→ **Work to do**
Return every record exactly as written.

--- BEGIN Record list ---

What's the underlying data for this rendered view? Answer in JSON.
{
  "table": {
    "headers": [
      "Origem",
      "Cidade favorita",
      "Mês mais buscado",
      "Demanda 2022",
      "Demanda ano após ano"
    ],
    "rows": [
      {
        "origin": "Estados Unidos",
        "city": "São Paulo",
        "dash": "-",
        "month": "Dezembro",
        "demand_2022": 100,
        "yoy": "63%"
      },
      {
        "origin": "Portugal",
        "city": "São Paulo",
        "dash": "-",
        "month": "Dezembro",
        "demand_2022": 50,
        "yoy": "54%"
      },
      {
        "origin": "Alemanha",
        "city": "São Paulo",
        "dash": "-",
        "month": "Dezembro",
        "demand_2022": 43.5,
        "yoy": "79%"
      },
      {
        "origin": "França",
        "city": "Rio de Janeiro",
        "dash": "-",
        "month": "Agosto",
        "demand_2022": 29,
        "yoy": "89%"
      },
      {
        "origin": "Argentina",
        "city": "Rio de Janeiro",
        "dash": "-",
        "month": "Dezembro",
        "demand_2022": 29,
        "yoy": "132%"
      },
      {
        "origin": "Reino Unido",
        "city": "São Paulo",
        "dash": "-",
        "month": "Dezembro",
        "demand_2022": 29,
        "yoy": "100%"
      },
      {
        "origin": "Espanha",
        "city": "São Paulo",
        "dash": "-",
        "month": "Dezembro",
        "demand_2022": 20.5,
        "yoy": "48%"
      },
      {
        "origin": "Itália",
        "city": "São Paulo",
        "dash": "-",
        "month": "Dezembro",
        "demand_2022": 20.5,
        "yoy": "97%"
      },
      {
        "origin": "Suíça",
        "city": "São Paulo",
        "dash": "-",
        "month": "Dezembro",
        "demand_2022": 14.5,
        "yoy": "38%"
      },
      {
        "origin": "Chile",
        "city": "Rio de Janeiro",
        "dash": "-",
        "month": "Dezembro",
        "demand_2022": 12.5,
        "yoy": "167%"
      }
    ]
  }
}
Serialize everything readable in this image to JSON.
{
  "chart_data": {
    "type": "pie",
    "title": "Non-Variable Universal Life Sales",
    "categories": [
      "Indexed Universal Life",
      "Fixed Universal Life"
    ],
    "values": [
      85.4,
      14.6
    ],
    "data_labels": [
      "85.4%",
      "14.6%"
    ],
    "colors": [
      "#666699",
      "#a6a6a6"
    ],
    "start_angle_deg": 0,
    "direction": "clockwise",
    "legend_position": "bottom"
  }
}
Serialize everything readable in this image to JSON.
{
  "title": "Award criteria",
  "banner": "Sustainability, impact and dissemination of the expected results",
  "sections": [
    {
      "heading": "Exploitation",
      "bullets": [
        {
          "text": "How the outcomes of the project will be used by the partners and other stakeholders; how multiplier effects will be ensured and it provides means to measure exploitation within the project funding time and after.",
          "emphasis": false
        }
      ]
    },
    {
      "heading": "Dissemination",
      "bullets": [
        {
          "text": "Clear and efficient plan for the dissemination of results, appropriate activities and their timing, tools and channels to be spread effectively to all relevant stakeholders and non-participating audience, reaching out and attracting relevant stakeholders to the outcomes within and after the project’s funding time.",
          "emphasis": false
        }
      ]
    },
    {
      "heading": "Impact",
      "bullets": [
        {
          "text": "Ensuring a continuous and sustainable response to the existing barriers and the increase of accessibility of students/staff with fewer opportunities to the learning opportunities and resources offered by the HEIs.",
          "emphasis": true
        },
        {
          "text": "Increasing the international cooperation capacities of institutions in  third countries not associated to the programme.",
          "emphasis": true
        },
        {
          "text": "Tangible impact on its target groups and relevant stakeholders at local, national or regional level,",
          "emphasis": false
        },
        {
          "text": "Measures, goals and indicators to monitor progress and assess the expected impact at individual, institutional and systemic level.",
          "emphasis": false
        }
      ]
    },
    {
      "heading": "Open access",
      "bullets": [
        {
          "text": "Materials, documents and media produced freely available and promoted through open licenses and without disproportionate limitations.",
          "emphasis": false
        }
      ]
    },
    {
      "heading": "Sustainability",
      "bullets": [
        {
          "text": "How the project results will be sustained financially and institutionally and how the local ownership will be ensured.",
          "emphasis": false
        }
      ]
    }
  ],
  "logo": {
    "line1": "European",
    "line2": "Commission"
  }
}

--- END Record list ---

→ **Output for this exercise**
What's the underlying data for this rendered view? Answer in JSON.
{
  "table": {
    "headers": [
      "Origem",
      "Cidade favorita",
      "Mês mais buscado",
      "Demanda 2022",
      "Demanda ano após ano"
    ],
    "rows": [
      {
        "origin": "Estados Unidos",
        "city": "São Paulo",
        "dash": "-",
        "month": "Dezembro",
        "demand_2022": 100,
        "yoy": "63%"
      },
      {
        "origin": "Portugal",
        "city": "São Paulo",
        "dash": "-",
        "month": "Dezembro",
        "demand_2022": 50,
        "yoy": "54%"
      },
      {
        "origin": "Alemanha",
        "city": "São Paulo",
        "dash": "-",
        "month": "Dezembro",
        "demand_2022": 43.5,
        "yoy": "79%"
      },
      {
        "origin": "França",
        "city": "Rio de Janeiro",
        "dash": "-",
        "month": "Agosto",
        "demand_2022": 29,
        "yoy": "89%"
      },
      {
        "origin": "Argentina",
        "city": "Rio de Janeiro",
        "dash": "-",
        "month": "Dezembro",
        "demand_2022": 29,
        "yoy": "132%"
      },
      {
        "origin": "Reino Unido",
        "city": "São Paulo",
        "dash": "-",
        "month": "Dezembro",
        "demand_2022": 29,
        "yoy": "100%"
      },
      {
        "origin": "Espanha",
        "city": "São Paulo",
        "dash": "-",
        "month": "Dezembro",
        "demand_2022": 20.5,
        "yoy": "48%"
      },
      {
        "origin": "Itália",
        "city": "São Paulo",
        "dash": "-",
        "month": "Dezembro",
        "demand_2022": 20.5,
        "yoy": "97%"
      },
      {
        "origin": "Suíça",
        "city": "São Paulo",
        "dash": "-",
        "month": "Dezembro",
        "demand_2022": 14.5,
        "yoy": "38%"
      },
      {
        "origin": "Chile",
        "city": "Rio de Janeiro",
        "dash": "-",
        "month": "Dezembro",
        "demand_2022": 12.5,
        "yoy": "167%"
      }
    ]
  }
}
Serialize everything readable in this image to JSON.
{
  "chart_data": {
    "type": "pie",
    "title": "Non-Variable Universal Life Sales",
    "categories": [
      "Indexed Universal Life",
      "Fixed Universal Life"
    ],
    "values": [
      85.4,
      14.6
    ],
    "data_labels": [
      "85.4%",
      "14.6%"
    ],
    "colors": [
      "#666699",
      "#a6a6a6"
    ],
    "start_angle_deg": 0,
    "direction": "clockwise",
    "legend_position": "bottom"
  }
}
Serialize everything readable in this image to JSON.
{
  "title": "Award criteria",
  "banner": "Sustainability, impact and dissemination of the expected results",
  "sections": [
    {
      "heading": "Exploitation",
      "bullets": [
        {
          "text": "How the outcomes of the project will be used by the partners and other stakeholders; how multiplier effects will be ensured and it provides means to measure exploitation within the project funding time and after.",
          "emphasis": false
        }
      ]
    },
    {
      "heading": "Dissemination",
      "bullets": [
        {
          "text": "Clear and efficient plan for the dissemination of results, appropriate activities and their timing, tools and channels to be spread effectively to all relevant stakeholders and non-participating audience, reaching out and attracting relevant stakeholders to the outcomes within and after the project’s funding time.",
          "emphasis": false
        }
      ]
    },
    {
      "heading": "Impact",
      "bullets": [
        {
          "text": "Ensuring a continuous and sustainable response to the existing barriers and the increase of accessibility of students/staff with fewer opportunities to the learning opportunities and resources offered by the HEIs.",
          "emphasis": true
        },
        {
          "text": "Increasing the international cooperation capacities of institutions in  third countries not associated to the programme.",
          "emphasis": true
        },
        {
          "text": "Tangible impact on its target groups and relevant stakeholders at local, national or regional level,",
          "emphasis": false
        },
        {
          "text": "Measures, goals and indicators to monitor progress and assess the expected impact at individual, institutional and systemic level.",
          "emphasis": false
        }
      ]
    },
    {
      "heading": "Open access",
      "bullets": [
        {
          "text": "Materials, documents and media produced freely available and promoted through open licenses and without disproportionate limitations.",
          "emphasis": false
        }
      ]
    },
    {
      "heading": "Sustainability",
      "bullets": [
        {
          "text": "How the project results will be sustained financially and institutionally and how the local ownership will be ensured.",
          "emphasis": false
        }
      ]
    }
  ],
  "logo": {
    "line1": "European",
    "line2": "Commission"
  }
}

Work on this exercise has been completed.